Write the entries out again exactly as they stand, but without the pictures.

— START INFORMATION SHOWN —

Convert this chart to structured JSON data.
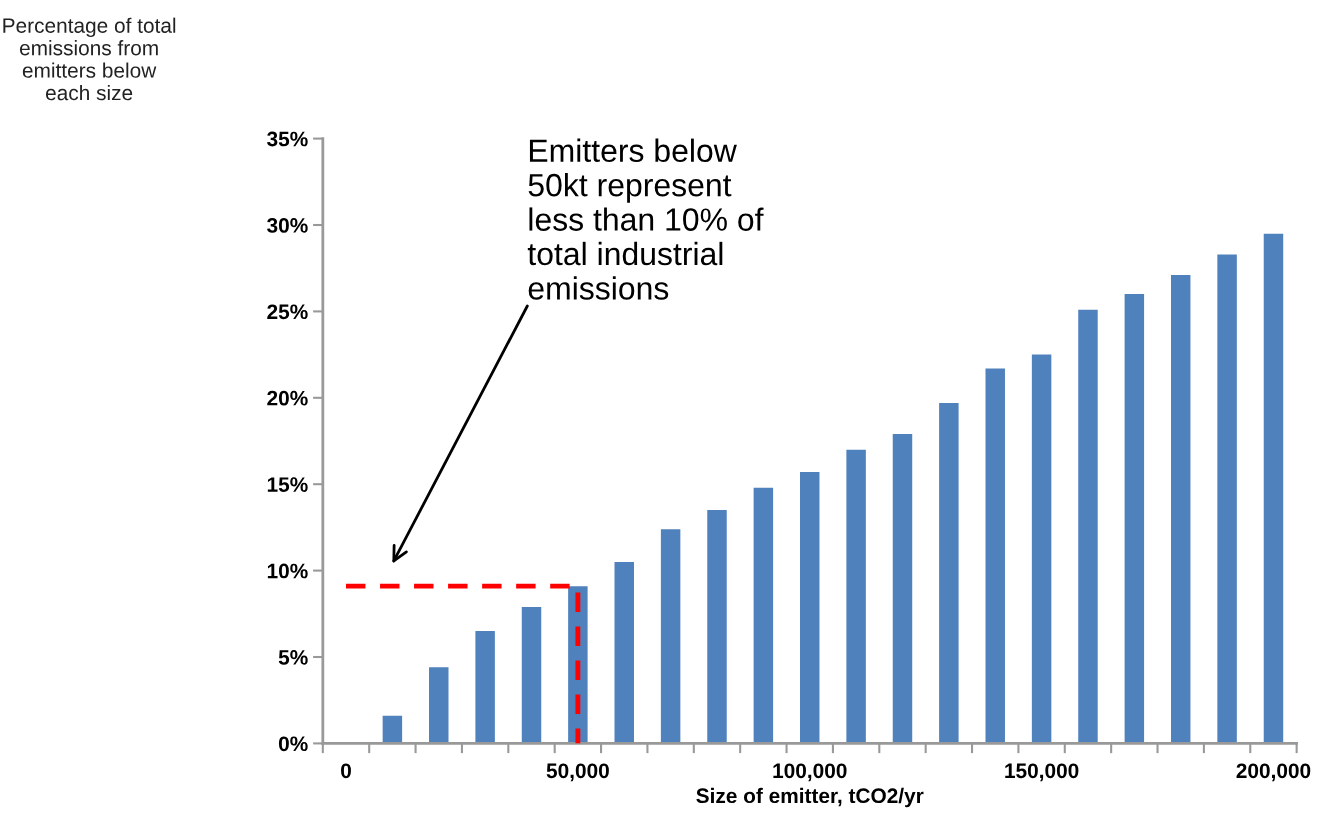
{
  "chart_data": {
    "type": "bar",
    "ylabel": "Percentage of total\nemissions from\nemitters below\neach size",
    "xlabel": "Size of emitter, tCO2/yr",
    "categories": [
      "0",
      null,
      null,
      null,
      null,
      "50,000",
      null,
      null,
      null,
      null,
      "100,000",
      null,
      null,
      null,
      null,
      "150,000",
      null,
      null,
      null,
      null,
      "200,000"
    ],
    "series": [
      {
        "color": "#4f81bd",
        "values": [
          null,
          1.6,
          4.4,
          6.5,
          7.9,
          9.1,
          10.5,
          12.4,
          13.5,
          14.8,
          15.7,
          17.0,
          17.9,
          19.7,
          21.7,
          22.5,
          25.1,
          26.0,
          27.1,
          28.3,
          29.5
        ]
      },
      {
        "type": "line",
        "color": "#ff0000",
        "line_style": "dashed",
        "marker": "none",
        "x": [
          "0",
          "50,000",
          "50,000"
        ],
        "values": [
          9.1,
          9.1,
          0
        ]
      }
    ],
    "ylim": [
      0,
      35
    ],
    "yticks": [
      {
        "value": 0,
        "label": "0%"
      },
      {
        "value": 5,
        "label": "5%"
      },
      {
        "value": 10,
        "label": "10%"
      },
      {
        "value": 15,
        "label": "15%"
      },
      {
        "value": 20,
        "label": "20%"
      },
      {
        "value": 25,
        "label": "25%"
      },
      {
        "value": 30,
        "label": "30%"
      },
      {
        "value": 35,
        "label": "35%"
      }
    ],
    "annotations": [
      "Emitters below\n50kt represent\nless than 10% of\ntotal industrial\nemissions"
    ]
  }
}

— END INFORMATION SHOWN —

• SOLUTION TO THIS PROBLEM:
Convert this chart to structured JSON data.
{
  "chart_data": {
    "type": "bar",
    "ylabel": "Percentage of total\nemissions from\nemitters below\neach size",
    "xlabel": "Size of emitter, tCO2/yr",
    "categories": [
      "0",
      null,
      null,
      null,
      null,
      "50,000",
      null,
      null,
      null,
      null,
      "100,000",
      null,
      null,
      null,
      null,
      "150,000",
      null,
      null,
      null,
      null,
      "200,000"
    ],
    "series": [
      {
        "color": "#4f81bd",
        "values": [
          null,
          1.6,
          4.4,
          6.5,
          7.9,
          9.1,
          10.5,
          12.4,
          13.5,
          14.8,
          15.7,
          17.0,
          17.9,
          19.7,
          21.7,
          22.5,
          25.1,
          26.0,
          27.1,
          28.3,
          29.5
        ]
      },
      {
        "type": "line",
        "color": "#ff0000",
        "line_style": "dashed",
        "marker": "none",
        "x": [
          "0",
          "50,000",
          "50,000"
        ],
        "values": [
          9.1,
          9.1,
          0
        ]
      }
    ],
    "ylim": [
      0,
      35
    ],
    "yticks": [
      {
        "value": 0,
        "label": "0%"
      },
      {
        "value": 5,
        "label": "5%"
      },
      {
        "value": 10,
        "label": "10%"
      },
      {
        "value": 15,
        "label": "15%"
      },
      {
        "value": 20,
        "label": "20%"
      },
      {
        "value": 25,
        "label": "25%"
      },
      {
        "value": 30,
        "label": "30%"
      },
      {
        "value": 35,
        "label": "35%"
      }
    ],
    "annotations": [
      "Emitters below\n50kt represent\nless than 10% of\ntotal industrial\nemissions"
    ]
  }
}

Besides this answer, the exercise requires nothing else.